Word for word, transcribe the lines below and drop the pictures.

# DATASET RECORDS
◇ ◇ ◇ ◇

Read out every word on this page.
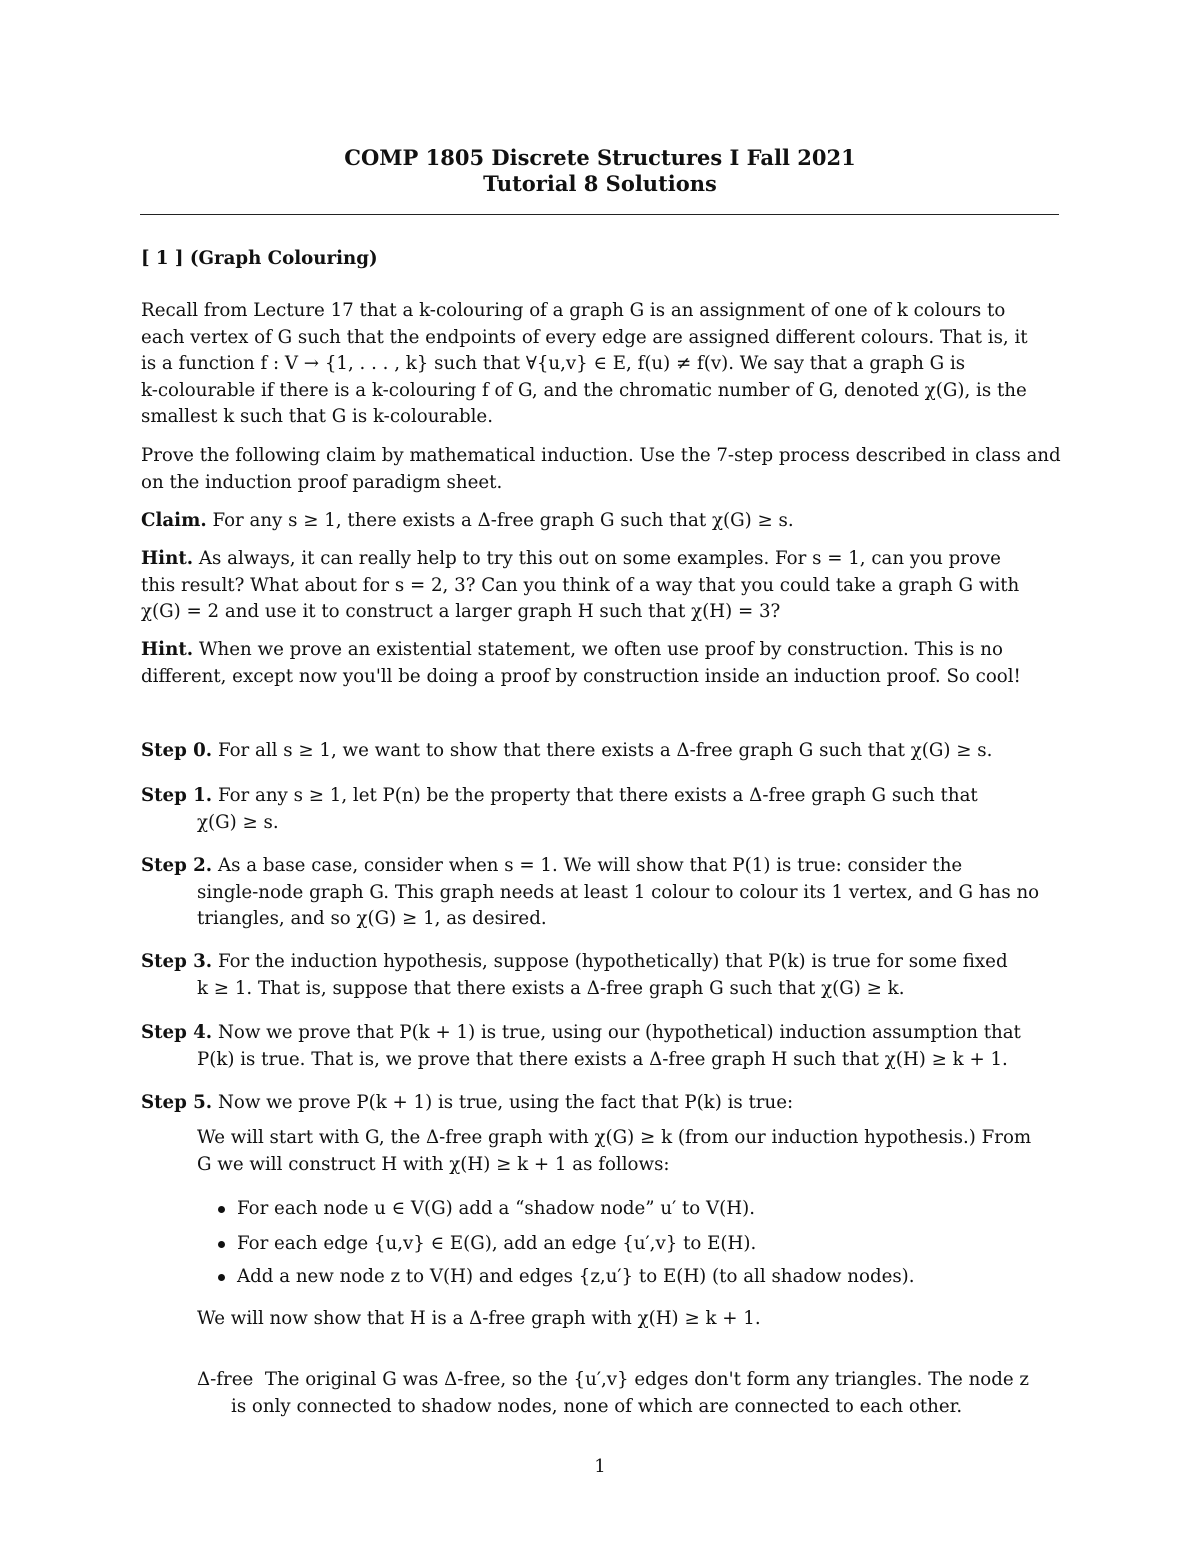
COMP 1805 Discrete Structures I Fall 2021
Tutorial 8 Solutions
[ 1 ] (Graph Colouring)
Recall from Lecture 17 that a k-colouring of a graph G is an assignment of one of k colours to
each vertex of G such that the endpoints of every edge are assigned different colours. That is, it
is a function f : V → {1, . . . , k} such that ∀{u,v} ∈ E, f(u) ≠ f(v). We say that a graph G is
k-colourable if there is a k-colouring f of G, and the chromatic number of G, denoted χ(G), is the
smallest k such that G is k-colourable.
Prove the following claim by mathematical induction. Use the 7-step process described in class and
on the induction proof paradigm sheet.
Claim. For any s ≥ 1, there exists a Δ-free graph G such that χ(G) ≥ s.
Hint. As always, it can really help to try this out on some examples. For s = 1, can you prove
this result? What about for s = 2, 3? Can you think of a way that you could take a graph G with
χ(G) = 2 and use it to construct a larger graph H such that χ(H) = 3?
Hint. When we prove an existential statement, we often use proof by construction. This is no
different, except now you'll be doing a proof by construction inside an induction proof. So cool!
Step 0. For all s ≥ 1, we want to show that there exists a Δ-free graph G such that χ(G) ≥ s.
Step 1. For any s ≥ 1, let P(n) be the property that there exists a Δ-free graph G such that
χ(G) ≥ s.
Step 2. As a base case, consider when s = 1. We will show that P(1) is true: consider the
single-node graph G. This graph needs at least 1 colour to colour its 1 vertex, and G has no
triangles, and so χ(G) ≥ 1, as desired.
Step 3. For the induction hypothesis, suppose (hypothetically) that P(k) is true for some fixed
k ≥ 1. That is, suppose that there exists a Δ-free graph G such that χ(G) ≥ k.
Step 4. Now we prove that P(k + 1) is true, using our (hypothetical) induction assumption that
P(k) is true. That is, we prove that there exists a Δ-free graph H such that χ(H) ≥ k + 1.
Step 5. Now we prove P(k + 1) is true, using the fact that P(k) is true:
We will start with G, the Δ-free graph with χ(G) ≥ k (from our induction hypothesis.) From
G we will construct H with χ(H) ≥ k + 1 as follows:
For each node u ∈ V(G) add a “shadow node” u′ to V(H).
For each edge {u,v} ∈ E(G), add an edge {u′,v} to E(H).
Add a new node z to V(H) and edges {z,u′} to E(H) (to all shadow nodes).
We will now show that H is a Δ-free graph with χ(H) ≥ k + 1.
Δ-free The original G was Δ-free, so the {u′,v} edges don't form any triangles. The node z
is only connected to shadow nodes, none of which are connected to each other.
1
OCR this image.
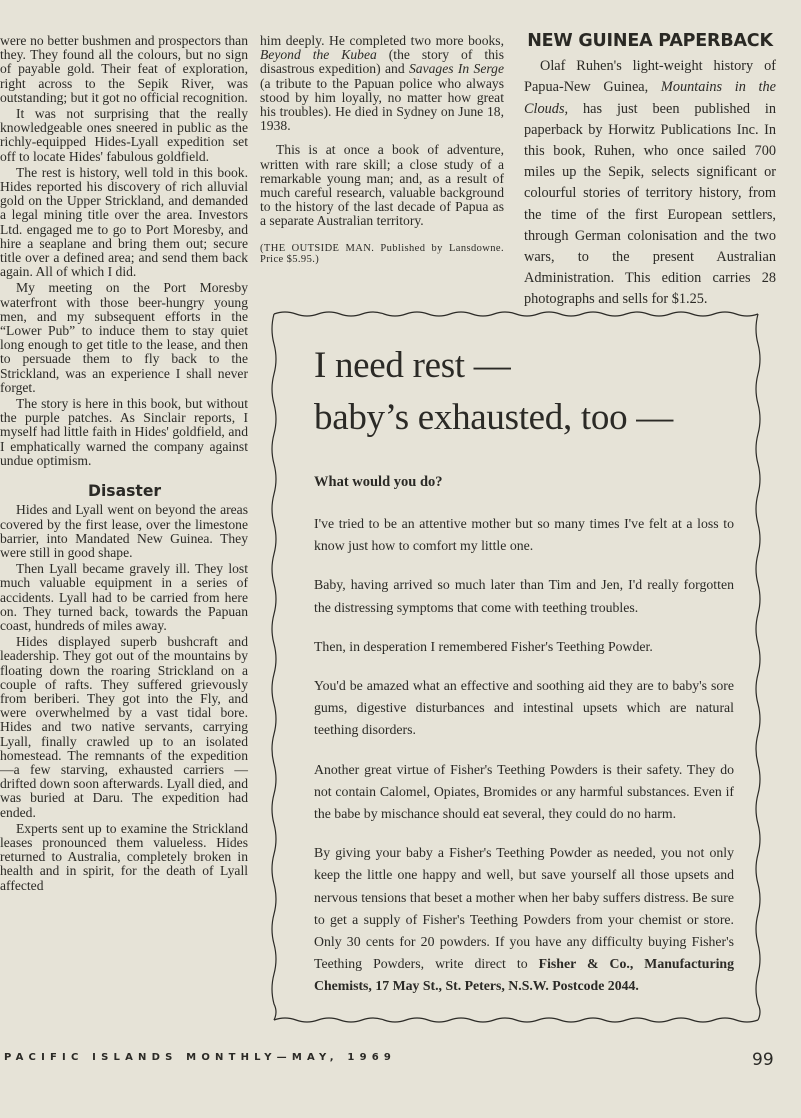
were no better bushmen and prospectors than they. They found all the colours, but no sign of payable gold. Their feat of exploration, right across to the Sepik River, was outstanding; but it got no official recognition.

It was not surprising that the really knowledgeable ones sneered in public as the richly-equipped Hides-Lyall expedition set off to locate Hides' fabulous goldfield.

The rest is history, well told in this book. Hides reported his discovery of rich alluvial gold on the Upper Strickland, and demanded a legal mining title over the area. Investors Ltd. engaged me to go to Port Moresby, and hire a seaplane and bring them out; secure title over a defined area; and send them back again. All of which I did.

My meeting on the Port Moresby waterfront with those beer-hungry young men, and my subsequent efforts in the “Lower Pub” to induce them to stay quiet long enough to get title to the lease, and then to persuade them to fly back to the Strickland, was an experience I shall never forget.

The story is here in this book, but without the purple patches. As Sinclair reports, I myself had little faith in Hides' goldfield, and I emphatically warned the company against undue optimism.

Disaster

Hides and Lyall went on beyond the areas covered by the first lease, over the limestone barrier, into Mandated New Guinea. They were still in good shape.

Then Lyall became gravely ill. They lost much valuable equipment in a series of accidents. Lyall had to be carried from here on. They turned back, towards the Papuan coast, hundreds of miles away.

Hides displayed superb bushcraft and leadership. They got out of the mountains by floating down the roaring Strickland on a couple of rafts. They suffered grievously from beriberi. They got into the Fly, and were overwhelmed by a vast tidal bore. Hides and two native servants, carrying Lyall, finally crawled up to an isolated homestead. The remnants of the expedition—a few starving, exhausted carriers — drifted down soon afterwards. Lyall died, and was buried at Daru. The expedition had ended.

Experts sent up to examine the Strickland leases pronounced them valueless. Hides returned to Australia, completely broken in health and in spirit, for the death of Lyall affected

him deeply. He completed two more books, Beyond the Kubea (the story of this disastrous expedition) and Savages In Serge (a tribute to the Papuan police who always stood by him loyally, no matter how great his troubles). He died in Sydney on June 18, 1938.

This is at once a book of adventure, written with rare skill; a close study of a remarkable young man; and, as a result of much careful research, valuable background to the history of the last decade of Papua as a separate Australian territory.

(THE OUTSIDE MAN. Published by Lansdowne. Price $5.95.)

NEW GUINEA PAPERBACK

Olaf Ruhen's light-weight history of Papua-New Guinea, Mountains in the Clouds, has just been published in paperback by Horwitz Publications Inc. In this book, Ruhen, who once sailed 700 miles up the Sepik, selects significant or colourful stories of territory history, from the time of the first European settlers, through German colonisation and the two wars, to the present Australian Administration. This edition carries 28 photographs and sells for $1.25.

I need rest —
baby’s exhausted, too —
What would you do?

I've tried to be an attentive mother but so many times I've felt at a loss to know just how to comfort my little one.

Baby, having arrived so much later than Tim and Jen, I'd really forgotten the distressing symptoms that come with teething troubles.

Then, in desperation I remembered Fisher's Teething Powder.

You'd be amazed what an effective and soothing aid they are to baby's sore gums, digestive disturbances and intestinal upsets which are natural teething disorders.

Another great virtue of Fisher's Teething Powders is their safety. They do not contain Calomel, Opiates, Bromides or any harmful substances. Even if the babe by mischance should eat several, they could do no harm.

By giving your baby a Fisher's Teething Powder as needed, you not only keep the little one happy and well, but save yourself all those upsets and nervous tensions that beset a mother when her baby suffers distress. Be sure to get a supply of Fisher's Teething Powders from your chemist or store. Only 30 cents for 20 powders. If you have any difficulty buying Fisher's Teething Powders, write direct to Fisher & Co., Manufacturing Chemists, 17 May St., St. Peters, N.S.W. Postcode 2044.

PACIFIC ISLANDS MONTHLY—MAY, 1969	99
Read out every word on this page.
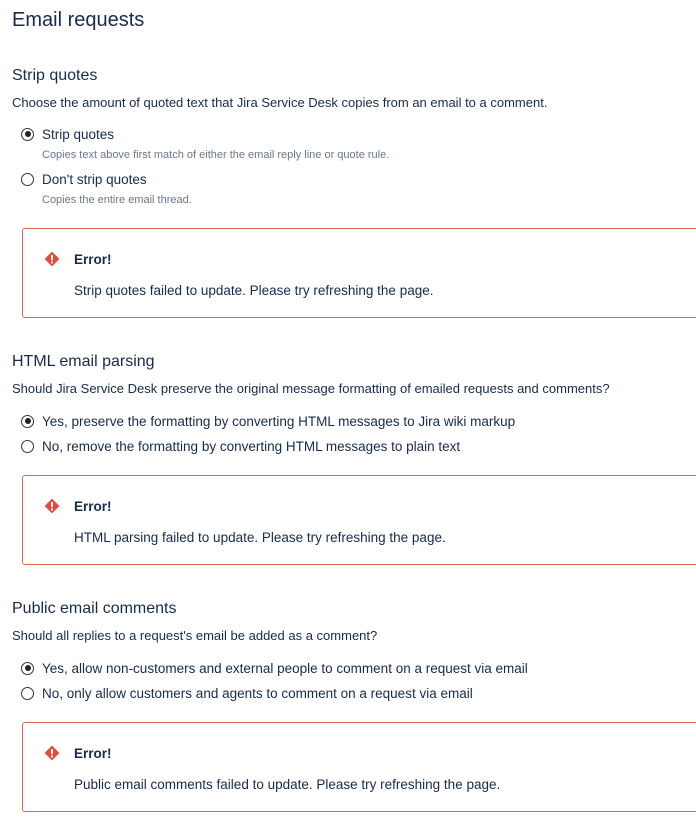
Email requests
Strip quotes

Choose the amount of quoted text that Jira Service Desk copies from an email to a comment.

Strip quotes
Copies text above first match of either the email reply line or quote rule.
Don't strip quotes
Copies the entire email thread.
Error!
Strip quotes failed to update. Please try refreshing the page.
HTML email parsing

Should Jira Service Desk preserve the original message formatting of emailed requests and comments?

Yes, preserve the formatting by converting HTML messages to Jira wiki markup
No, remove the formatting by converting HTML messages to plain text
Error!
HTML parsing failed to update. Please try refreshing the page.
Public email comments

Should all replies to a request's email be added as a comment?

Yes, allow non-customers and external people to comment on a request via email
No, only allow customers and agents to comment on a request via email
Error!
Public email comments failed to update. Please try refreshing the page.
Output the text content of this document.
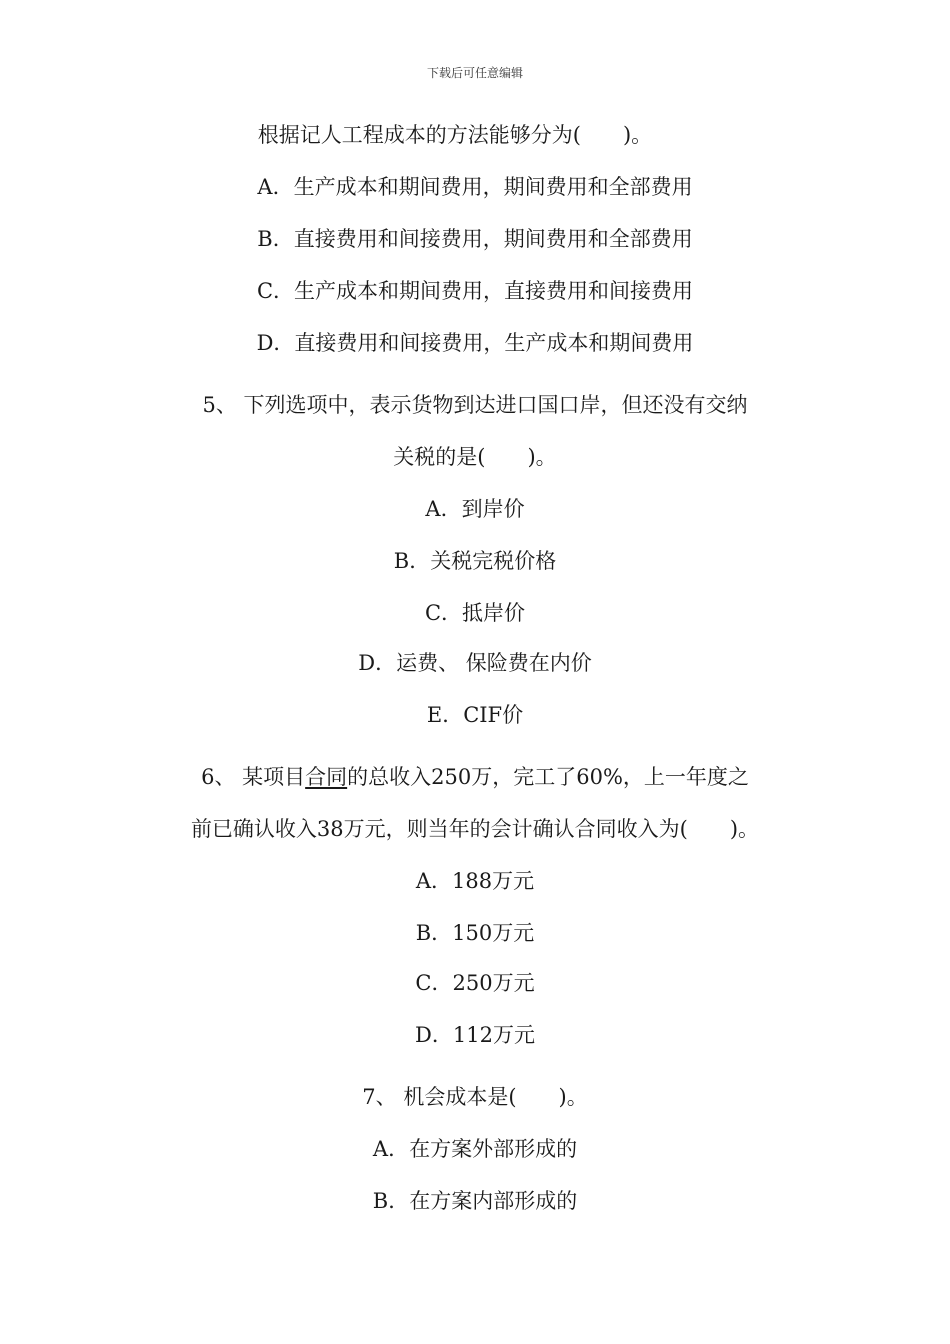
下载后可任意编辑
根据记人工程成本的方法能够分为(　　)。
A．生产成本和期间费用，期间费用和全部费用
B．直接费用和间接费用，期间费用和全部费用
C．生产成本和期间费用，直接费用和间接费用
D．直接费用和间接费用，生产成本和期间费用
5、 下列选项中，表示货物到达进口国口岸，但还没有交纳
关税的是(　　)。
A．到岸价
B．关税完税价格
C．抵岸价
D．运费、 保险费在内价
E．CIF价
6、 某项目合同的总收入250万，完工了60%，上一年度之
前已确认收入38万元，则当年的会计确认合同收入为(　　)。
A．188万元
B．150万元
C．250万元
D．112万元
7、 机会成本是(　　)。
A．在方案外部形成的
B．在方案内部形成的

◇ ◇ ◇ ◇

# EXERCISE ANSWER
Read out every word on this page.
COMP 1805 Discrete Structures I Fall 2021
Tutorial 8 Solutions
[ 1 ] (Graph Colouring)
Recall from Lecture 17 that a k-colouring of a graph G is an assignment of one of k colours to
each vertex of G such that the endpoints of every edge are assigned different colours. That is, it
is a function f : V → {1, . . . , k} such that ∀{u,v} ∈ E, f(u) ≠ f(v). We say that a graph G is
k-colourable if there is a k-colouring f of G, and the chromatic number of G, denoted χ(G), is the
smallest k such that G is k-colourable.
Prove the following claim by mathematical induction. Use the 7-step process described in class and
on the induction proof paradigm sheet.
Claim. For any s ≥ 1, there exists a Δ-free graph G such that χ(G) ≥ s.
Hint. As always, it can really help to try this out on some examples. For s = 1, can you prove
this result? What about for s = 2, 3? Can you think of a way that you could take a graph G with
χ(G) = 2 and use it to construct a larger graph H such that χ(H) = 3?
Hint. When we prove an existential statement, we often use proof by construction. This is no
different, except now you'll be doing a proof by construction inside an induction proof. So cool!
Step 0. For all s ≥ 1, we want to show that there exists a Δ-free graph G such that χ(G) ≥ s.
Step 1. For any s ≥ 1, let P(n) be the property that there exists a Δ-free graph G such that
χ(G) ≥ s.
Step 2. As a base case, consider when s = 1. We will show that P(1) is true: consider the
single-node graph G. This graph needs at least 1 colour to colour its 1 vertex, and G has no
triangles, and so χ(G) ≥ 1, as desired.
Step 3. For the induction hypothesis, suppose (hypothetically) that P(k) is true for some fixed
k ≥ 1. That is, suppose that there exists a Δ-free graph G such that χ(G) ≥ k.
Step 4. Now we prove that P(k + 1) is true, using our (hypothetical) induction assumption that
P(k) is true. That is, we prove that there exists a Δ-free graph H such that χ(H) ≥ k + 1.
Step 5. Now we prove P(k + 1) is true, using the fact that P(k) is true:
We will start with G, the Δ-free graph with χ(G) ≥ k (from our induction hypothesis.) From
G we will construct H with χ(H) ≥ k + 1 as follows:
For each node u ∈ V(G) add a “shadow node” u′ to V(H).
For each edge {u,v} ∈ E(G), add an edge {u′,v} to E(H).
Add a new node z to V(H) and edges {z,u′} to E(H) (to all shadow nodes).
We will now show that H is a Δ-free graph with χ(H) ≥ k + 1.
Δ-free The original G was Δ-free, so the {u′,v} edges don't form any triangles. The node z
is only connected to shadow nodes, none of which are connected to each other.
1
OCR this image.
were no better bushmen and prospectors than they. They found all the colours, but no sign of payable gold. Their feat of exploration, right across to the Sepik River, was outstanding; but it got no official recognition.

It was not surprising that the really knowledgeable ones sneered in public as the richly-equipped Hides-Lyall expedition set off to locate Hides' fabulous goldfield.

The rest is history, well told in this book. Hides reported his discovery of rich alluvial gold on the Upper Strickland, and demanded a legal mining title over the area. Investors Ltd. engaged me to go to Port Moresby, and hire a seaplane and bring them out; secure title over a defined area; and send them back again. All of which I did.

My meeting on the Port Moresby waterfront with those beer-hungry young men, and my subsequent efforts in the “Lower Pub” to induce them to stay quiet long enough to get title to the lease, and then to persuade them to fly back to the Strickland, was an experience I shall never forget.

The story is here in this book, but without the purple patches. As Sinclair reports, I myself had little faith in Hides' goldfield, and I emphatically warned the company against undue optimism.

Disaster

Hides and Lyall went on beyond the areas covered by the first lease, over the limestone barrier, into Mandated New Guinea. They were still in good shape.

Then Lyall became gravely ill. They lost much valuable equipment in a series of accidents. Lyall had to be carried from here on. They turned back, towards the Papuan coast, hundreds of miles away.

Hides displayed superb bushcraft and leadership. They got out of the mountains by floating down the roaring Strickland on a couple of rafts. They suffered grievously from beriberi. They got into the Fly, and were overwhelmed by a vast tidal bore. Hides and two native servants, carrying Lyall, finally crawled up to an isolated homestead. The remnants of the expedition—a few starving, exhausted carriers — drifted down soon afterwards. Lyall died, and was buried at Daru. The expedition had ended.

Experts sent up to examine the Strickland leases pronounced them valueless. Hides returned to Australia, completely broken in health and in spirit, for the death of Lyall affected

him deeply. He completed two more books, Beyond the Kubea (the story of this disastrous expedition) and Savages In Serge (a tribute to the Papuan police who always stood by him loyally, no matter how great his troubles). He died in Sydney on June 18, 1938.

This is at once a book of adventure, written with rare skill; a close study of a remarkable young man; and, as a result of much careful research, valuable background to the history of the last decade of Papua as a separate Australian territory.

(THE OUTSIDE MAN. Published by Lansdowne. Price $5.95.)

NEW GUINEA PAPERBACK

Olaf Ruhen's light-weight history of Papua-New Guinea, Mountains in the Clouds, has just been published in paperback by Horwitz Publications Inc. In this book, Ruhen, who once sailed 700 miles up the Sepik, selects significant or colourful stories of territory history, from the time of the first European settlers, through German colonisation and the two wars, to the present Australian Administration. This edition carries 28 photographs and sells for $1.25.

I need rest —
baby’s exhausted, too —
What would you do?

I've tried to be an attentive mother but so many times I've felt at a loss to know just how to comfort my little one.

Baby, having arrived so much later than Tim and Jen, I'd really forgotten the distressing symptoms that come with teething troubles.

Then, in desperation I remembered Fisher's Teething Powder.

You'd be amazed what an effective and soothing aid they are to baby's sore gums, digestive disturbances and intestinal upsets which are natural teething disorders.

Another great virtue of Fisher's Teething Powders is their safety. They do not contain Calomel, Opiates, Bromides or any harmful substances. Even if the babe by mischance should eat several, they could do no harm.

By giving your baby a Fisher's Teething Powder as needed, you not only keep the little one happy and well, but save yourself all those upsets and nervous tensions that beset a mother when her baby suffers distress. Be sure to get a supply of Fisher's Teething Powders from your chemist or store. Only 30 cents for 20 powders. If you have any difficulty buying Fisher's Teething Powders, write direct to Fisher & Co., Manufacturing Chemists, 17 May St., St. Peters, N.S.W. Postcode 2044.

PACIFIC ISLANDS MONTHLY—MAY, 1969	99
Read out every word on this page.
Email requests
Strip quotes

Choose the amount of quoted text that Jira Service Desk copies from an email to a comment.

Strip quotes
Copies text above first match of either the email reply line or quote rule.
Don't strip quotes
Copies the entire email thread.
Error!
Strip quotes failed to update. Please try refreshing the page.
HTML email parsing

Should Jira Service Desk preserve the original message formatting of emailed requests and comments?

Yes, preserve the formatting by converting HTML messages to Jira wiki markup
No, remove the formatting by converting HTML messages to plain text
Error!
HTML parsing failed to update. Please try refreshing the page.
Public email comments

Should all replies to a request's email be added as a comment?

Yes, allow non-customers and external people to comment on a request via email
No, only allow customers and agents to comment on a request via email
Error!
Public email comments failed to update. Please try refreshing the page.
Output the text content of this document.
下载后可任意编辑
根据记人工程成本的方法能够分为(　　)。
A．生产成本和期间费用，期间费用和全部费用
B．直接费用和间接费用，期间费用和全部费用
C．生产成本和期间费用，直接费用和间接费用
D．直接费用和间接费用，生产成本和期间费用
5、 下列选项中，表示货物到达进口国口岸，但还没有交纳
关税的是(　　)。
A．到岸价
B．关税完税价格
C．抵岸价
D．运费、 保险费在内价
E．CIF价
6、 某项目合同的总收入250万，完工了60%，上一年度之
前已确认收入38万元，则当年的会计确认合同收入为(　　)。
A．188万元
B．150万元
C．250万元
D．112万元
7、 机会成本是(　　)。
A．在方案外部形成的
B．在方案内部形成的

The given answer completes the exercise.